----- Records for this task -----

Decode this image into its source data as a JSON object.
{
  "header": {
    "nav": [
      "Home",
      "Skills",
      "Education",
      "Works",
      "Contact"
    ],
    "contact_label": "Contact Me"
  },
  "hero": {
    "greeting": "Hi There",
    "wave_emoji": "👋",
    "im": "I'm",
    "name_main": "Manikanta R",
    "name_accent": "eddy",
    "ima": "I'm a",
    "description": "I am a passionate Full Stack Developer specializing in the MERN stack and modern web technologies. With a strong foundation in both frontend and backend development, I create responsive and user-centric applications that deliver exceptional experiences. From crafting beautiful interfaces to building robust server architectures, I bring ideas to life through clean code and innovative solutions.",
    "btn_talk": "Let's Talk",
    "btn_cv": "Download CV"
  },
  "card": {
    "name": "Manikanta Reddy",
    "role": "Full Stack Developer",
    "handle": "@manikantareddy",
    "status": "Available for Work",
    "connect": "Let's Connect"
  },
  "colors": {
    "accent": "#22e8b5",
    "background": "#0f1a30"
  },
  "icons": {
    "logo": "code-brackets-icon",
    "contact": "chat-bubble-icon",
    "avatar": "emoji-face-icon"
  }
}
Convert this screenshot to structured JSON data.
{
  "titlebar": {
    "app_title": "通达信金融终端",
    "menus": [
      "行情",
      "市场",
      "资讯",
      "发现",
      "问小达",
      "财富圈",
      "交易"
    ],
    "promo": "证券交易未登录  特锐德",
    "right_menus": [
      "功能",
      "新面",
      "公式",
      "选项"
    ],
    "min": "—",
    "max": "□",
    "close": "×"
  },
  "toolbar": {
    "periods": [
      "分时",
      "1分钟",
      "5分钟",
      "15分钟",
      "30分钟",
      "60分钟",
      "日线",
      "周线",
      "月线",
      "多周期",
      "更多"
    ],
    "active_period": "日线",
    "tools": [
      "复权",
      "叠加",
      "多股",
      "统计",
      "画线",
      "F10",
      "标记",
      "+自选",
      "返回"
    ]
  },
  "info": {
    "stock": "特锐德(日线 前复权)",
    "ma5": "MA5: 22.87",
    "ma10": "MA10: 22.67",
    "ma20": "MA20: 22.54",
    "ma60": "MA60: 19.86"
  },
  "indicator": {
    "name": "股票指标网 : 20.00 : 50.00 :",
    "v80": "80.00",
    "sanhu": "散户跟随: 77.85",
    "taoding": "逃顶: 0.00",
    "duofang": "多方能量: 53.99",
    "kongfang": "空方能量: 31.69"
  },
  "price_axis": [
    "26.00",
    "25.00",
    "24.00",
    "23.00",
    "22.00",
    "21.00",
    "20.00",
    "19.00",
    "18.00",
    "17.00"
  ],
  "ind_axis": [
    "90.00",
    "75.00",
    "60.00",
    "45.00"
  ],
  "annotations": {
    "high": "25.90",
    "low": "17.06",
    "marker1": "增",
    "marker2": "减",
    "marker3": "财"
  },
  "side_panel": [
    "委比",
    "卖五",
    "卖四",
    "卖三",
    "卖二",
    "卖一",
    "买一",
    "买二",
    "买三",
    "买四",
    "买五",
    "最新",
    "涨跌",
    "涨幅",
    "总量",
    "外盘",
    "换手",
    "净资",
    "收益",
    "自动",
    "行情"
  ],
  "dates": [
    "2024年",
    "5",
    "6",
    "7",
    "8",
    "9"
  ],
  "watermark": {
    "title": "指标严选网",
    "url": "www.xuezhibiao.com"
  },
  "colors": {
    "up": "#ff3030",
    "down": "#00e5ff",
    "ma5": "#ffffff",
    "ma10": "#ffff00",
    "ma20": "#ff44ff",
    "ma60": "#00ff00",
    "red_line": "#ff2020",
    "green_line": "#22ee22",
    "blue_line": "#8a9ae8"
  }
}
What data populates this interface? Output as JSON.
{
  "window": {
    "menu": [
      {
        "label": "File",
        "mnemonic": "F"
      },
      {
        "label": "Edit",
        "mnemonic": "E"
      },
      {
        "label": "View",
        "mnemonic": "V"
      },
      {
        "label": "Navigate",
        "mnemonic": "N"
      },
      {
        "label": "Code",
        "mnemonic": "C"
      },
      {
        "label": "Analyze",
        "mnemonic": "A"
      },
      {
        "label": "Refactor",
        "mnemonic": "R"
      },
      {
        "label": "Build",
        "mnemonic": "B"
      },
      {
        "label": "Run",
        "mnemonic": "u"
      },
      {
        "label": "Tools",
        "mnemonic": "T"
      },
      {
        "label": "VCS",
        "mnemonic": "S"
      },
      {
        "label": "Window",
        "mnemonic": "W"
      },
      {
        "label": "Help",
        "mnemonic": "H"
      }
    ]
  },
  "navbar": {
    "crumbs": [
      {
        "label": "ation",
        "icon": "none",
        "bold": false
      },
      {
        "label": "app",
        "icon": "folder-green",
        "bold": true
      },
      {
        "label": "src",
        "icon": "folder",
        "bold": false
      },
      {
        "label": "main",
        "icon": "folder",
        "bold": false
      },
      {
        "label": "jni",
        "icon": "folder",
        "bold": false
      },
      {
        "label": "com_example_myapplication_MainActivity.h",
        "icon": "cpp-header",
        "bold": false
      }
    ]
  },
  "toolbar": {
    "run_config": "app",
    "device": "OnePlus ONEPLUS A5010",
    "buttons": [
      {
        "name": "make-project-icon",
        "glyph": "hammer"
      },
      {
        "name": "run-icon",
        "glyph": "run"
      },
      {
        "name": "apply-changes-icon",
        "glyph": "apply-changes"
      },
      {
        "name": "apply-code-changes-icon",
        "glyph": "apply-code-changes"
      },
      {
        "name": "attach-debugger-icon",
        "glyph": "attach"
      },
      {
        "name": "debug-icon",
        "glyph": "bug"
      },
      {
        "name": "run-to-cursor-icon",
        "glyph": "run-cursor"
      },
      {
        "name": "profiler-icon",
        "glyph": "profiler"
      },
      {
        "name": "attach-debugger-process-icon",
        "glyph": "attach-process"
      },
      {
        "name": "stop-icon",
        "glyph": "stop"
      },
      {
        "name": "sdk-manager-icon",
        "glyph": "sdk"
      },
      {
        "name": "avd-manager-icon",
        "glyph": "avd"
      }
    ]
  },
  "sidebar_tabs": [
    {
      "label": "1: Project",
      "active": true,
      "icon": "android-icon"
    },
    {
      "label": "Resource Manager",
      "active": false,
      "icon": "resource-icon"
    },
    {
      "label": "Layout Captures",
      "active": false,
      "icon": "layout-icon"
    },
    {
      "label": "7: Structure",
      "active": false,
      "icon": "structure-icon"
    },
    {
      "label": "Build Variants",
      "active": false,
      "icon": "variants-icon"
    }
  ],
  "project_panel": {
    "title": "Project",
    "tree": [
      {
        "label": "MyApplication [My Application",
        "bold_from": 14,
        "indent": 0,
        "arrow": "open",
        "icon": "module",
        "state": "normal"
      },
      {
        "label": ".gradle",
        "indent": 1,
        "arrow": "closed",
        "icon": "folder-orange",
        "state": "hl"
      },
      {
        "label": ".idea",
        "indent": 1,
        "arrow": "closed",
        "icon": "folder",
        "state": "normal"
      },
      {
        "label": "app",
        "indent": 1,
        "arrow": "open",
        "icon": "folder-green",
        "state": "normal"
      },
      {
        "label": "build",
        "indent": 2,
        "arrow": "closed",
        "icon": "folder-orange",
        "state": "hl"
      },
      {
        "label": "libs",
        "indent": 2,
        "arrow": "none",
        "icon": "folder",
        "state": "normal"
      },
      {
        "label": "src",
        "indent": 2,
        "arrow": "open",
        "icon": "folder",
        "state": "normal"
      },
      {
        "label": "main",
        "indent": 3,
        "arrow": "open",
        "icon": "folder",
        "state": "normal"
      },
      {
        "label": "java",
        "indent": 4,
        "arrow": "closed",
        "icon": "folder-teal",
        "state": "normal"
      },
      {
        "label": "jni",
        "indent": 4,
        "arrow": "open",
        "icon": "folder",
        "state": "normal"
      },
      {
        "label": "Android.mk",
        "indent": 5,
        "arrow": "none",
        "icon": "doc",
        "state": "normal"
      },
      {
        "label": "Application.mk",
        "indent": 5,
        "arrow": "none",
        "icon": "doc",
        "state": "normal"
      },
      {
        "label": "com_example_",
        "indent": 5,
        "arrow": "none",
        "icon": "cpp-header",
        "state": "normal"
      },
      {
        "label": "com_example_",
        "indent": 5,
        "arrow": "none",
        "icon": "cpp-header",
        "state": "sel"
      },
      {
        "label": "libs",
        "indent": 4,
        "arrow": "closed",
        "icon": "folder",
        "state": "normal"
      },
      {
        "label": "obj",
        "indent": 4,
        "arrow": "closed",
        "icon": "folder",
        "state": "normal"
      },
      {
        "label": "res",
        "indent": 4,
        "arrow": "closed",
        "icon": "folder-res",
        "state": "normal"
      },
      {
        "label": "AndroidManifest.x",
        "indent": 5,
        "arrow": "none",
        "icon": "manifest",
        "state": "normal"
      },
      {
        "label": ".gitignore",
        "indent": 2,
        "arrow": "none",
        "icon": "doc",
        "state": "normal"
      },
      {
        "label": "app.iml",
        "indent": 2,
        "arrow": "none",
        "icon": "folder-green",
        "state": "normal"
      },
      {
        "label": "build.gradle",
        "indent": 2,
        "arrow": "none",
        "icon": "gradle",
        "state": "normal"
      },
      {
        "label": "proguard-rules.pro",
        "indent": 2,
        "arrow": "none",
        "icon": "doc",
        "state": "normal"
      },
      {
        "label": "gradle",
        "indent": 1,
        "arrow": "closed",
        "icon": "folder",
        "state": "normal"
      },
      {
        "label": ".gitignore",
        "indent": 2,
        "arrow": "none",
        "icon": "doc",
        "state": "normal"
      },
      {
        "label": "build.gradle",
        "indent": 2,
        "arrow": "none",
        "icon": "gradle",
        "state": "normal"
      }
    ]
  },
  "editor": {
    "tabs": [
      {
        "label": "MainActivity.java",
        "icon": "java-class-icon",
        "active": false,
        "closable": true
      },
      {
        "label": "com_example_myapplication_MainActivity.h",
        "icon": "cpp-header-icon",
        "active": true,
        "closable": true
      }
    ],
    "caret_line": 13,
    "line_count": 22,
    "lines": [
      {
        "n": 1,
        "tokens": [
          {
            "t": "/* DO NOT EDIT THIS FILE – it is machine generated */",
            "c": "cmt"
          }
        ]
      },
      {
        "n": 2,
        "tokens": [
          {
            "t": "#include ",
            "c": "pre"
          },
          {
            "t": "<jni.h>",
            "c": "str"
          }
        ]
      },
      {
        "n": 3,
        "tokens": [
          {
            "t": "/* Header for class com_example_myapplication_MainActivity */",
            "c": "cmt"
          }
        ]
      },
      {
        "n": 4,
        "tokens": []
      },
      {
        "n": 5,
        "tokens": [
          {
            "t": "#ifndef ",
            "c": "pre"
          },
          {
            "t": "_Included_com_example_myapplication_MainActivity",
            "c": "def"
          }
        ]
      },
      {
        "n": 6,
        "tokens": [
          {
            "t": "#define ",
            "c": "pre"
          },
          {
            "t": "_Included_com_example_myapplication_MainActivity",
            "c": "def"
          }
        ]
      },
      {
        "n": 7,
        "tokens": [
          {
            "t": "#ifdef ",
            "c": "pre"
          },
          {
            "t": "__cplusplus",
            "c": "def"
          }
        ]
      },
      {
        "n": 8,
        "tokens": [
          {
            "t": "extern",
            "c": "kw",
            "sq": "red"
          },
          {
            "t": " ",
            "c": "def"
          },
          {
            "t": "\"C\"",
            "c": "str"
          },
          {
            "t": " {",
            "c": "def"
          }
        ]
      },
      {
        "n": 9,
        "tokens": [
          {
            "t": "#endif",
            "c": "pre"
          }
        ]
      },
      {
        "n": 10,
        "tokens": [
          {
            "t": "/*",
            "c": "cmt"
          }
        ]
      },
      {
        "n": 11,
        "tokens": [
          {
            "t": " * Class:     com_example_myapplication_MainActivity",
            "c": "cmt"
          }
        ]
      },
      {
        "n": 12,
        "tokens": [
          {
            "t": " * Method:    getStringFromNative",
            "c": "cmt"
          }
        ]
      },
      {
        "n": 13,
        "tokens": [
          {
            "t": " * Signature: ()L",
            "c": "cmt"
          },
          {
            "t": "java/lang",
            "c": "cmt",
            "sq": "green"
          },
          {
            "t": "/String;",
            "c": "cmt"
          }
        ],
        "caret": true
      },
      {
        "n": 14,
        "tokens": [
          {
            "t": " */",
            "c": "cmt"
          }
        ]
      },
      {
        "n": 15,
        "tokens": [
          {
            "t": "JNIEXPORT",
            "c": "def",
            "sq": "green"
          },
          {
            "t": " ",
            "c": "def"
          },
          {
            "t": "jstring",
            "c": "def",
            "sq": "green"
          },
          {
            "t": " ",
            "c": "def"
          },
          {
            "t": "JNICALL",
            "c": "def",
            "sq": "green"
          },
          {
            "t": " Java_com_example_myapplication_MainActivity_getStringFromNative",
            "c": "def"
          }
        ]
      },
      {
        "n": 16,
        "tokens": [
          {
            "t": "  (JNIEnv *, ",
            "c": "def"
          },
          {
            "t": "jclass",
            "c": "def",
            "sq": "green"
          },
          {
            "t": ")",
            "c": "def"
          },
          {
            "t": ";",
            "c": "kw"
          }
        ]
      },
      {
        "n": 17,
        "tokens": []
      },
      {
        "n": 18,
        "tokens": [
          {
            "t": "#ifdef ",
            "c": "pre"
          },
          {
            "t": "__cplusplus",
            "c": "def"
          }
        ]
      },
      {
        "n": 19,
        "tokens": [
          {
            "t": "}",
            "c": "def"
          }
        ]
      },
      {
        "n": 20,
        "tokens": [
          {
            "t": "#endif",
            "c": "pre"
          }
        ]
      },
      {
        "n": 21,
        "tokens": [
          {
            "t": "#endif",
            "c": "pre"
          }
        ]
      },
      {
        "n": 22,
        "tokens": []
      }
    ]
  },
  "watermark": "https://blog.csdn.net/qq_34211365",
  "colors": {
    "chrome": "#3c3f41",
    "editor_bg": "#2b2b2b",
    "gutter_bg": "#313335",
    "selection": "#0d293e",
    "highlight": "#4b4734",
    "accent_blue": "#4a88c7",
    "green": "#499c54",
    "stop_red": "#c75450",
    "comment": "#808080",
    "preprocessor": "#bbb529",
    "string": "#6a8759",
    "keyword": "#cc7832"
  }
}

-----

▸ **Problem to work on**
Your task is to report how many lines of the material include the string "glyph". Give the number and no other words.

▸ **Task response**
12